* [The problem]: Quote each line exactly, from the line that contains "What's the underlying" down to the last line of the listing, and no other lines.

┏━━

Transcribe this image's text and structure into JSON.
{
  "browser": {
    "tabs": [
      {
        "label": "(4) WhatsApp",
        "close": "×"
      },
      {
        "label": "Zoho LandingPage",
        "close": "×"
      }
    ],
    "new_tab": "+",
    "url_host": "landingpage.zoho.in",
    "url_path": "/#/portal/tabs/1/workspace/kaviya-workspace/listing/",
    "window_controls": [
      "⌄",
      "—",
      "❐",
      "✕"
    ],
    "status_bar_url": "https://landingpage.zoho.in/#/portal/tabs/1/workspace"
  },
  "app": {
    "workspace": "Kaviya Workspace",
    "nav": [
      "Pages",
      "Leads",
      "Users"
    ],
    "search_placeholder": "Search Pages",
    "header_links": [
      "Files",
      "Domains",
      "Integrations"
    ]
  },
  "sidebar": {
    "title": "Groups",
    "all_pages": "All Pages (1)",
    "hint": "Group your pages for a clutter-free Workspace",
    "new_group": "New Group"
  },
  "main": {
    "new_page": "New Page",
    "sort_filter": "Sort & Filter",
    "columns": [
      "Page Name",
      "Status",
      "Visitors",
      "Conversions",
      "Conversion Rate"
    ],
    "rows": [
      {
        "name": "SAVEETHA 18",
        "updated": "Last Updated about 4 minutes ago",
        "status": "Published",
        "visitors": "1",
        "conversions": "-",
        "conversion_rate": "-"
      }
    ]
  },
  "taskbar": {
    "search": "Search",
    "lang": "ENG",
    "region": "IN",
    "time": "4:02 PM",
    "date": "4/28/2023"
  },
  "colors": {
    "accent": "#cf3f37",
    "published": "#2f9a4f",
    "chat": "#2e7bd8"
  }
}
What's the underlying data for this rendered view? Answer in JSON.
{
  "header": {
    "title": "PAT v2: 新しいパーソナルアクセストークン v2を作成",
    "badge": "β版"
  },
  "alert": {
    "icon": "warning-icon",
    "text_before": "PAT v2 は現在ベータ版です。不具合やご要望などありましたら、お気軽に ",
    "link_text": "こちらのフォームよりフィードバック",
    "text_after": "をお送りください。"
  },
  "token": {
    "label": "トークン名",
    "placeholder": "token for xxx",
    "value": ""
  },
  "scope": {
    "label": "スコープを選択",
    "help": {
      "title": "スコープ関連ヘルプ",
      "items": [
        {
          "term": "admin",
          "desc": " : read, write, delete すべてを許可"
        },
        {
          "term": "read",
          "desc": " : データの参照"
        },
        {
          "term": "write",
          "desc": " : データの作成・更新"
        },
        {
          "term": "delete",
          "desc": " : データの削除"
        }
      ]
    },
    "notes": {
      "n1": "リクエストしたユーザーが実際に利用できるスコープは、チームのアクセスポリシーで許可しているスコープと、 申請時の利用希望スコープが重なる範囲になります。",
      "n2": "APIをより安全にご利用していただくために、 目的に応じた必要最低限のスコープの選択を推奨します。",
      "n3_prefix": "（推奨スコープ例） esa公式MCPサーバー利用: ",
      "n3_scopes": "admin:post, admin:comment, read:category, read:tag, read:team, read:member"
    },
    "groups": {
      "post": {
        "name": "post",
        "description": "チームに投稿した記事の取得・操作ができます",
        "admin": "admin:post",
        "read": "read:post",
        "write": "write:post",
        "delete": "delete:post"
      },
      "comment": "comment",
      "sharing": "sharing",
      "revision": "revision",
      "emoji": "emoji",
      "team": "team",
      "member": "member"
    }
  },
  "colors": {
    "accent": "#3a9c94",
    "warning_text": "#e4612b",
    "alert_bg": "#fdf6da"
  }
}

┗━━

* [Written response]:
What's the underlying data for this rendered view? Answer in JSON.
{
  "header": {
    "title": "PAT v2: 新しいパーソナルアクセストークン v2を作成",
    "badge": "β版"
  },
  "alert": {
    "icon": "warning-icon",
    "text_before": "PAT v2 は現在ベータ版です。不具合やご要望などありましたら、お気軽に ",
    "link_text": "こちらのフォームよりフィードバック",
    "text_after": "をお送りください。"
  },
  "token": {
    "label": "トークン名",
    "placeholder": "token for xxx",
    "value": ""
  },
  "scope": {
    "label": "スコープを選択",
    "help": {
      "title": "スコープ関連ヘルプ",
      "items": [
        {
          "term": "admin",
          "desc": " : read, write, delete すべてを許可"
        },
        {
          "term": "read",
          "desc": " : データの参照"
        },
        {
          "term": "write",
          "desc": " : データの作成・更新"
        },
        {
          "term": "delete",
          "desc": " : データの削除"
        }
      ]
    },
    "notes": {
      "n1": "リクエストしたユーザーが実際に利用できるスコープは、チームのアクセスポリシーで許可しているスコープと、 申請時の利用希望スコープが重なる範囲になります。",
      "n2": "APIをより安全にご利用していただくために、 目的に応じた必要最低限のスコープの選択を推奨します。",
      "n3_prefix": "（推奨スコープ例） esa公式MCPサーバー利用: ",
      "n3_scopes": "admin:post, admin:comment, read:category, read:tag, read:team, read:member"
    },
    "groups": {
      "post": {
        "name": "post",
        "description": "チームに投稿した記事の取得・操作ができます",
        "admin": "admin:post",
        "read": "read:post",
        "write": "write:post",
        "delete": "delete:post"
      },
      "comment": "comment",
      "sharing": "sharing",
      "revision": "revision",
      "emoji": "emoji",
      "team": "team",
      "member": "member"
    }
  },
  "colors": {
    "accent": "#3a9c94",
    "warning_text": "#e4612b",
    "alert_bg": "#fdf6da"
  }
}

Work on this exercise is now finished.